— Begin —

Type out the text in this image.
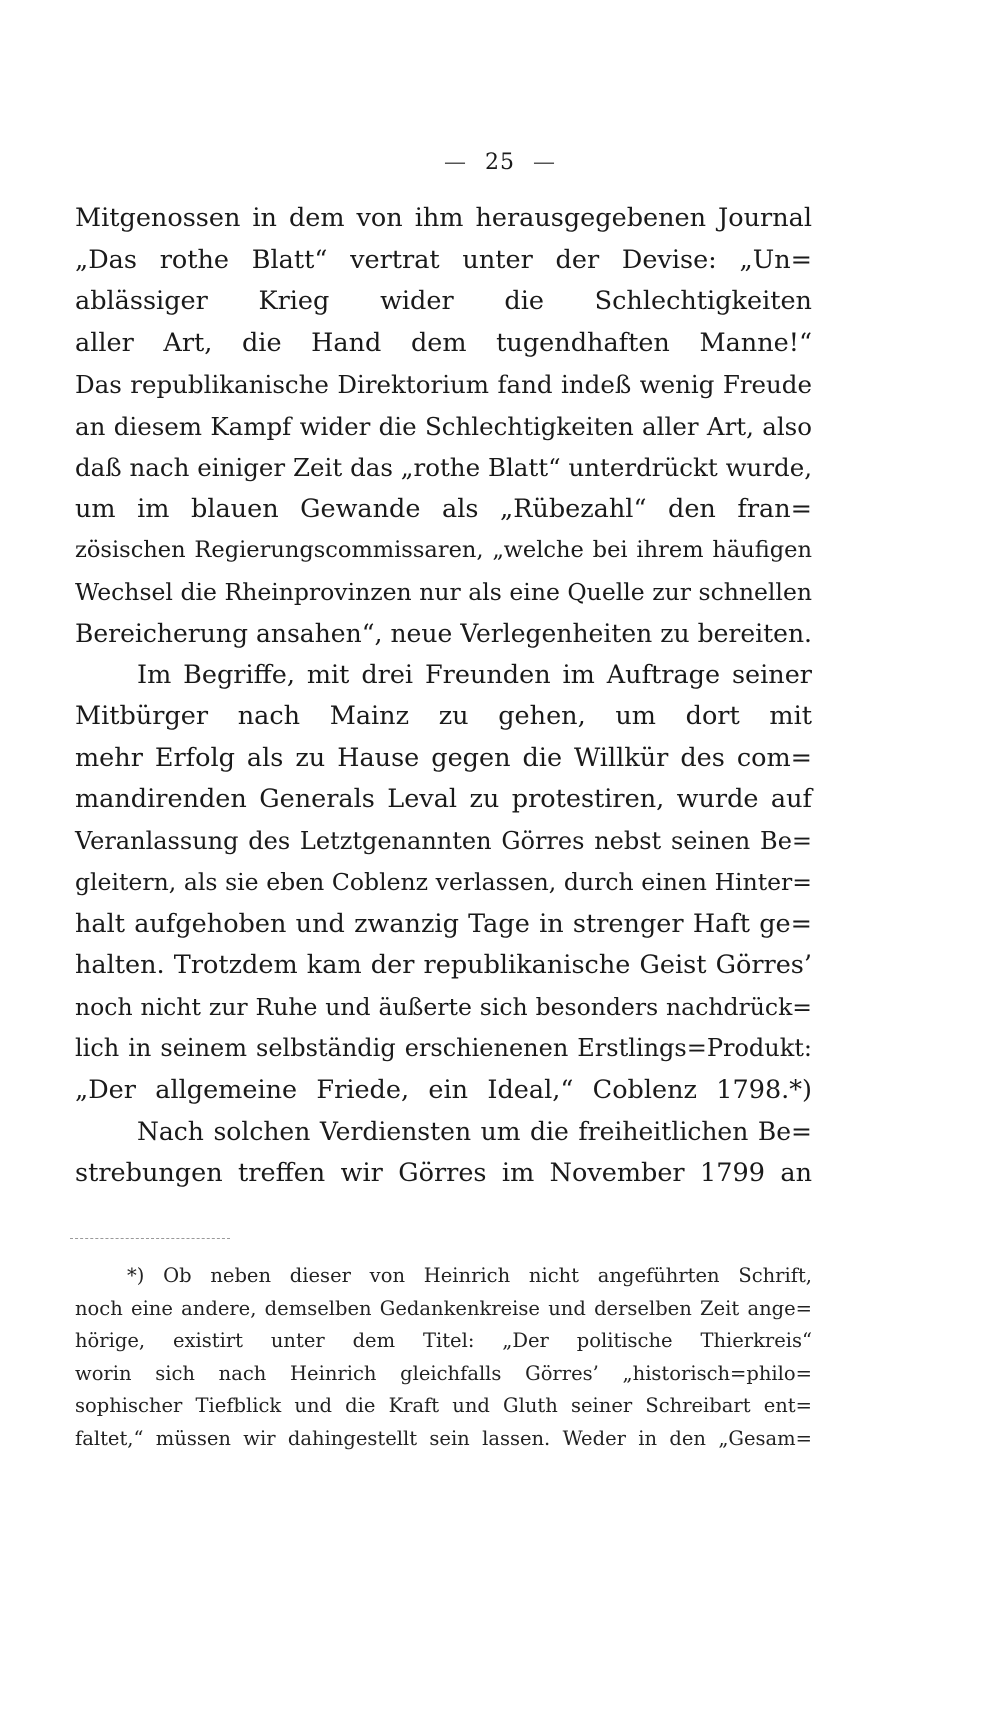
— 25 —
Mitgenossen in dem von ihm herausgegebenen Journal
„Das rothe Blatt“ vertrat unter der Devise: „Un=
ablässiger Krieg wider die Schlechtigkeiten
aller Art, die Hand dem tugendhaften Manne!“
Das republikanische Direktorium fand indeß wenig Freude
an diesem Kampf wider die Schlechtigkeiten aller Art, also
daß nach einiger Zeit das „rothe Blatt“ unterdrückt wurde,
um im blauen Gewande als „Rübezahl“ den fran=
zösischen Regierungscommissaren, „welche bei ihrem häufigen
Wechsel die Rheinprovinzen nur als eine Quelle zur schnellen
Bereicherung ansahen“, neue Verlegenheiten zu bereiten.
Im Begriffe, mit drei Freunden im Auftrage seiner
Mitbürger nach Mainz zu gehen, um dort mit
mehr Erfolg als zu Hause gegen die Willkür des com=
mandirenden Generals Leval zu protestiren, wurde auf
Veranlassung des Letztgenannten Görres nebst seinen Be=
gleitern, als sie eben Coblenz verlassen, durch einen Hinter=
halt aufgehoben und zwanzig Tage in strenger Haft ge=
halten. Trotzdem kam der republikanische Geist Görres’
noch nicht zur Ruhe und äußerte sich besonders nachdrück=
lich in seinem selbständig erschienenen Erstlings=Produkt:
„Der allgemeine Friede, ein Ideal,“ Coblenz 1798.*)
Nach solchen Verdiensten um die freiheitlichen Be=
strebungen treffen wir Görres im November 1799 an
*) Ob neben dieser von Heinrich nicht angeführten Schrift,
noch eine andere, demselben Gedankenkreise und derselben Zeit ange=
hörige, existirt unter dem Titel: „Der politische Thierkreis“
worin sich nach Heinrich gleichfalls Görres’ „historisch=philo=
sophischer Tiefblick und die Kraft und Gluth seiner Schreibart ent=
faltet,“ müssen wir dahingestellt sein lassen. Weder in den „Gesam=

— End —

■ Set task: Copy the records above exactly. The pictures are not part of the copy.

■ Final result:
Type out the text in this image.
— 25 —
Mitgenossen in dem von ihm herausgegebenen Journal
„Das rothe Blatt“ vertrat unter der Devise: „Un=
ablässiger Krieg wider die Schlechtigkeiten
aller Art, die Hand dem tugendhaften Manne!“
Das republikanische Direktorium fand indeß wenig Freude
an diesem Kampf wider die Schlechtigkeiten aller Art, also
daß nach einiger Zeit das „rothe Blatt“ unterdrückt wurde,
um im blauen Gewande als „Rübezahl“ den fran=
zösischen Regierungscommissaren, „welche bei ihrem häufigen
Wechsel die Rheinprovinzen nur als eine Quelle zur schnellen
Bereicherung ansahen“, neue Verlegenheiten zu bereiten.
Im Begriffe, mit drei Freunden im Auftrage seiner
Mitbürger nach Mainz zu gehen, um dort mit
mehr Erfolg als zu Hause gegen die Willkür des com=
mandirenden Generals Leval zu protestiren, wurde auf
Veranlassung des Letztgenannten Görres nebst seinen Be=
gleitern, als sie eben Coblenz verlassen, durch einen Hinter=
halt aufgehoben und zwanzig Tage in strenger Haft ge=
halten. Trotzdem kam der republikanische Geist Görres’
noch nicht zur Ruhe und äußerte sich besonders nachdrück=
lich in seinem selbständig erschienenen Erstlings=Produkt:
„Der allgemeine Friede, ein Ideal,“ Coblenz 1798.*)
Nach solchen Verdiensten um die freiheitlichen Be=
strebungen treffen wir Görres im November 1799 an
*) Ob neben dieser von Heinrich nicht angeführten Schrift,
noch eine andere, demselben Gedankenkreise und derselben Zeit ange=
hörige, existirt unter dem Titel: „Der politische Thierkreis“
worin sich nach Heinrich gleichfalls Görres’ „historisch=philo=
sophischer Tiefblick und die Kraft und Gluth seiner Schreibart ent=
faltet,“ müssen wir dahingestellt sein lassen. Weder in den „Gesam=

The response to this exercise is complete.